• [EXERCISE PROMPT]: Locate the string "that" throughout the material and copy every line in which it occurs.

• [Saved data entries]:
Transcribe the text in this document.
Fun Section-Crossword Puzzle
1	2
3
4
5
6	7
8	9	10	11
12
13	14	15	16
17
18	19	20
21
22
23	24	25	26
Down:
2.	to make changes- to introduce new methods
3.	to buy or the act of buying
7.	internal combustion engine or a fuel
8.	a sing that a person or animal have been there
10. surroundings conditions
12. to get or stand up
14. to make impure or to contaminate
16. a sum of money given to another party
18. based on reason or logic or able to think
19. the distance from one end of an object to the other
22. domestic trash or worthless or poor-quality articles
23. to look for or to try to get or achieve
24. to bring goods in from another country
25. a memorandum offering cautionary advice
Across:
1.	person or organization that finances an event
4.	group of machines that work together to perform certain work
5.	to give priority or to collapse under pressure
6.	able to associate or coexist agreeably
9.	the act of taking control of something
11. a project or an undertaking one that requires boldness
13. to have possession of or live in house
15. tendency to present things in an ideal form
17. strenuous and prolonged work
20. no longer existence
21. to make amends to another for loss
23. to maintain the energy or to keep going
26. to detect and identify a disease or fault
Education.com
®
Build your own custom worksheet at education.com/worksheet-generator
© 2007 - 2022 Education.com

• [EXERCISE OUTPUT]:
8.	a sing that a person or animal have been there
1.	person or organization that finances an event
4.	group of machines that work together to perform certain work
11. a project or an undertaking one that requires boldness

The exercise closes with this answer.